[Collected data entries]
#####

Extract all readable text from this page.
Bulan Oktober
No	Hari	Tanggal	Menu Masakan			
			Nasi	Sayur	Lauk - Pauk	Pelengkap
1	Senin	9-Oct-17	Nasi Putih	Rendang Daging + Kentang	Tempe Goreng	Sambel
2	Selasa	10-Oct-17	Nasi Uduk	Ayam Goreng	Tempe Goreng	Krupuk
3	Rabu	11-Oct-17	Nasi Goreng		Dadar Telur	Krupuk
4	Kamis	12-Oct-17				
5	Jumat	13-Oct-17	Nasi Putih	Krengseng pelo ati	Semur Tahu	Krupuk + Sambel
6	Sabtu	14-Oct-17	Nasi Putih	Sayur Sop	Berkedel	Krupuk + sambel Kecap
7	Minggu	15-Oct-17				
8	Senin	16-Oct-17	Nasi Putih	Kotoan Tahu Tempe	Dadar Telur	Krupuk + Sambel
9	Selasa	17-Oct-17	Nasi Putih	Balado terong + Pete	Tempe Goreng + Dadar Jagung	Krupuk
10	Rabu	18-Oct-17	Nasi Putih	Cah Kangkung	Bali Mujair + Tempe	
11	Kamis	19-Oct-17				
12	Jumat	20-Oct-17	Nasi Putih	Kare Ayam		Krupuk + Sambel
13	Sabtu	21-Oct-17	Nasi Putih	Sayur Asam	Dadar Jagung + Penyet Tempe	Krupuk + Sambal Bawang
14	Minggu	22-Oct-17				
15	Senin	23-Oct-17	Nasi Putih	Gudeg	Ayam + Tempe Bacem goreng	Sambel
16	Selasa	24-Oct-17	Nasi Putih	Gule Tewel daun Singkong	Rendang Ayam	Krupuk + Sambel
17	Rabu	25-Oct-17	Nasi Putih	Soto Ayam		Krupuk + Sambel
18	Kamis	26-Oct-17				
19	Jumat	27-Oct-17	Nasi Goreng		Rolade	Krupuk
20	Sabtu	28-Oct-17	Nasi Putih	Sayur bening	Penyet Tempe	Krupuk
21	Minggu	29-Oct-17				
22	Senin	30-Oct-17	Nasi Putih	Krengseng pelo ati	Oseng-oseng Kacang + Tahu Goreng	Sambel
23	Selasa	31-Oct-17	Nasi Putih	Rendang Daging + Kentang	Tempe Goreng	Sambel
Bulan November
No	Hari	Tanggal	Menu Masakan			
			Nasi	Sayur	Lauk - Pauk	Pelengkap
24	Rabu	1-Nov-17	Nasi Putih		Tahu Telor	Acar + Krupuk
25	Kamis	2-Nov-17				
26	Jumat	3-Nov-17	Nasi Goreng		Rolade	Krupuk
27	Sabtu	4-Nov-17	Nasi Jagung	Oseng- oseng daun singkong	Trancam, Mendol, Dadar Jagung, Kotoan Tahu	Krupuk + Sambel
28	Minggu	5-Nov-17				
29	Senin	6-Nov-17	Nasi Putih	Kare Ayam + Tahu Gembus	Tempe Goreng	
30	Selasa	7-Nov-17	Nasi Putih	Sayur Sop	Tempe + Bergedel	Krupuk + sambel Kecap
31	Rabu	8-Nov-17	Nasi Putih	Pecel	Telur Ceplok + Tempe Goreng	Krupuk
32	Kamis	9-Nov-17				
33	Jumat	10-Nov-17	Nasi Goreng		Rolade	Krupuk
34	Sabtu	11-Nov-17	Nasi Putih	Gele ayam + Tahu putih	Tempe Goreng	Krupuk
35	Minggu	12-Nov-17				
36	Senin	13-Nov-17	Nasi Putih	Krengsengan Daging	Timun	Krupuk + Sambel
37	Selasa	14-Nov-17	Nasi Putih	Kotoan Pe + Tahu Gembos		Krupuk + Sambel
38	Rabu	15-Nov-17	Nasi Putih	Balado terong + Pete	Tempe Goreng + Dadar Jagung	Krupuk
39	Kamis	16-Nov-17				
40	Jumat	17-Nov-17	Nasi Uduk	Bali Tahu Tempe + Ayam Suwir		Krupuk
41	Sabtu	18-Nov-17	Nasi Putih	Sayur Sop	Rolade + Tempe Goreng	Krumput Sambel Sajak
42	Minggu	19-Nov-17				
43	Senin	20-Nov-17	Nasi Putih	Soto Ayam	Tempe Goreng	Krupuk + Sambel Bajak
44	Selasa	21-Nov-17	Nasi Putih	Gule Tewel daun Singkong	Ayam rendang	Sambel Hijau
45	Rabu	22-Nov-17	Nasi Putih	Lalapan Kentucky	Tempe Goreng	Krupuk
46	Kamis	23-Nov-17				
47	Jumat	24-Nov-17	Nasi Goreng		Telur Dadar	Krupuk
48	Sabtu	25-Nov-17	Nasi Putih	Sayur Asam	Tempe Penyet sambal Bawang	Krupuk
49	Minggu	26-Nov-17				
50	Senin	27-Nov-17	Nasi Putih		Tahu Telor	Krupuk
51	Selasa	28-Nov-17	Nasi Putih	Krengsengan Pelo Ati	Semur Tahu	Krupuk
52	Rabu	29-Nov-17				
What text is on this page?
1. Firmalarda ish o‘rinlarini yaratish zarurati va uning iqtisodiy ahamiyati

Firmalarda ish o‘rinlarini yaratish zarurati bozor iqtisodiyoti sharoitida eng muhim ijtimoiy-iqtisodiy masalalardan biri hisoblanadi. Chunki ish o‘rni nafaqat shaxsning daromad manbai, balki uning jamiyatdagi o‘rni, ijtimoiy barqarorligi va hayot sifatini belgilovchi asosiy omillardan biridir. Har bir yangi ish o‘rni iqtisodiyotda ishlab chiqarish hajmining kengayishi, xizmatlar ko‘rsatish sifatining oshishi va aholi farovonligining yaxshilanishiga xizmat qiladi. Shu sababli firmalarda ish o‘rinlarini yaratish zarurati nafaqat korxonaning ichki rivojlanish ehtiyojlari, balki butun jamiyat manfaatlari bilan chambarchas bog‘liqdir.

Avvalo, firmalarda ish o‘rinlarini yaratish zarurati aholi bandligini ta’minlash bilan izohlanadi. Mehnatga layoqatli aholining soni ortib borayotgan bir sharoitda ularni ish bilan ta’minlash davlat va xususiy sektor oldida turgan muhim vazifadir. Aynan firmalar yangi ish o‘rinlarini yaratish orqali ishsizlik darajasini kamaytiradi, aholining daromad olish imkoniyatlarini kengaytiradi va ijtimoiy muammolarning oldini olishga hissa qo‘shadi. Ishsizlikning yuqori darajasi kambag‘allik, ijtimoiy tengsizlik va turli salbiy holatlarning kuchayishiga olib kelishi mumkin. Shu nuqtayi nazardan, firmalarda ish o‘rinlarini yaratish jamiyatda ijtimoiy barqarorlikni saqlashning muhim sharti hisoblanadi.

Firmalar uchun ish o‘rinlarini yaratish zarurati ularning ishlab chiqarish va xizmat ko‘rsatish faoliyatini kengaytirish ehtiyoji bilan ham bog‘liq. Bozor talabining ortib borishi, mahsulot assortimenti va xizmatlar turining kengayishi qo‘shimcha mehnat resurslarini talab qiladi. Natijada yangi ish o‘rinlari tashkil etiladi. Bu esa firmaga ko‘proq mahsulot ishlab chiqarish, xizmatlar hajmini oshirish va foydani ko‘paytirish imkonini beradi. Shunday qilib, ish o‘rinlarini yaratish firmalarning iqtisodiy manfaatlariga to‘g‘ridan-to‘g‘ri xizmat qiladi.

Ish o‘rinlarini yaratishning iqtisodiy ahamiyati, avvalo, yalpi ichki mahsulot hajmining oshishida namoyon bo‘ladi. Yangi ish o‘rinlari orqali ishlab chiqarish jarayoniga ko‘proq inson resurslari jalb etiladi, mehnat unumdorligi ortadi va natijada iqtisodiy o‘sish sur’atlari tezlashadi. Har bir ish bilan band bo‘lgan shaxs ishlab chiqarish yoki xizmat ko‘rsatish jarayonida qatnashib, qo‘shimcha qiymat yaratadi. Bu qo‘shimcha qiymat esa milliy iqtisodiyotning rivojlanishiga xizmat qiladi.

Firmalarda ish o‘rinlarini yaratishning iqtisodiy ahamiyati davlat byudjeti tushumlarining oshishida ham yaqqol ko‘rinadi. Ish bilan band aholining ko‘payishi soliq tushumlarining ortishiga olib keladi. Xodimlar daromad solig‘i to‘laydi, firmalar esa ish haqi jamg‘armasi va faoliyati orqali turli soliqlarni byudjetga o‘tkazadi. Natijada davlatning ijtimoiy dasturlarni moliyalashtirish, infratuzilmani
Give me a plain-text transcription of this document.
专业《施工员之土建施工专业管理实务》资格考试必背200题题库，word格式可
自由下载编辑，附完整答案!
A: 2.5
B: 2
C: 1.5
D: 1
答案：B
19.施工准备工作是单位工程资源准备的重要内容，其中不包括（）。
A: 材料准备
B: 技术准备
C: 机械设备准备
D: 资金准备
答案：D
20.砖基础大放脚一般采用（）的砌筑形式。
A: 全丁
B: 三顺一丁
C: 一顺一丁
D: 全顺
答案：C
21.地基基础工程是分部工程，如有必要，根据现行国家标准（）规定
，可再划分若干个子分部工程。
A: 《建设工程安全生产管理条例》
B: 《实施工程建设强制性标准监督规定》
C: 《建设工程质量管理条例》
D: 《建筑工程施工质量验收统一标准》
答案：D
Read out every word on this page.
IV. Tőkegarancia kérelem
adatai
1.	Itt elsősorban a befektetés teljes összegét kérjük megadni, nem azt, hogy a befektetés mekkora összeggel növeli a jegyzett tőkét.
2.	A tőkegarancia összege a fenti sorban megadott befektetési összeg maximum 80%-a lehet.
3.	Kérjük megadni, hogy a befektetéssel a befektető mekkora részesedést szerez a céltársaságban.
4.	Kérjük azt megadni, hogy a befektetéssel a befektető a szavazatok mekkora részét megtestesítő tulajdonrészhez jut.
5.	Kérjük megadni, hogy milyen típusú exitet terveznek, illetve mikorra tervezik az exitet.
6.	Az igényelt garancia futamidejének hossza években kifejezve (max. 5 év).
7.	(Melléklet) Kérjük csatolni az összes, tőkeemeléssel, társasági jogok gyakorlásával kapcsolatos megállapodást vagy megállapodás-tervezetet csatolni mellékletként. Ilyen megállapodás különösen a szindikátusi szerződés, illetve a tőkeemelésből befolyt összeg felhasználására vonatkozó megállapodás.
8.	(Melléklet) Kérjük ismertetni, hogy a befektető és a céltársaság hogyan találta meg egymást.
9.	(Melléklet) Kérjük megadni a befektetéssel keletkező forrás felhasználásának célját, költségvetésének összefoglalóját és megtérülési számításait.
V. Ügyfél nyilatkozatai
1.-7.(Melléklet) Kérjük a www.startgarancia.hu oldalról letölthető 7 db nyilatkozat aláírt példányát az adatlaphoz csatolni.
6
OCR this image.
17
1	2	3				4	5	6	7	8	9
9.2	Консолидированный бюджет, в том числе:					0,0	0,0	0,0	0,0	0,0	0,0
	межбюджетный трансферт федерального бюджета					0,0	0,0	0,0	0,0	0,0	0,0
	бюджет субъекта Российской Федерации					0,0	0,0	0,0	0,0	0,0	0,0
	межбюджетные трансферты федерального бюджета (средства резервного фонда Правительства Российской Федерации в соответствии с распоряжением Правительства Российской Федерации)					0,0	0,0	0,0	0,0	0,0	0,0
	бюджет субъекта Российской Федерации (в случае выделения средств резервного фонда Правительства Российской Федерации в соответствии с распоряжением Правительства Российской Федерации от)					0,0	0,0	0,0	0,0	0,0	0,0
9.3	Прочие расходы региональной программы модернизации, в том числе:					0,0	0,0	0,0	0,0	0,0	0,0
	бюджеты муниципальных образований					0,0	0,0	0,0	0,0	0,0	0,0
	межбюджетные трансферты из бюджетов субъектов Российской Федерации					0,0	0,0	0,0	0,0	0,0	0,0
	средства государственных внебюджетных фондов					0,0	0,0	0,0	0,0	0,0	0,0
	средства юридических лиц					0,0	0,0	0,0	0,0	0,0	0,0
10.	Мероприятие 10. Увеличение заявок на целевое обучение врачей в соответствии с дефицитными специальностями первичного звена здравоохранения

#####

WHAT TO WORK ON:
Copy all lines of the listing above that contain the string "федерального".

WRITTEN RESPONSE:
	межбюджетный трансферт федерального бюджета					0,0	0,0	0,0	0,0	0,0	0,0
	межбюджетные трансферты федерального бюджета (средства резервного фонда Правительства Российской Федерации в соответствии с распоряжением Правительства Российской Федерации)					0,0	0,0	0,0	0,0	0,0	0,0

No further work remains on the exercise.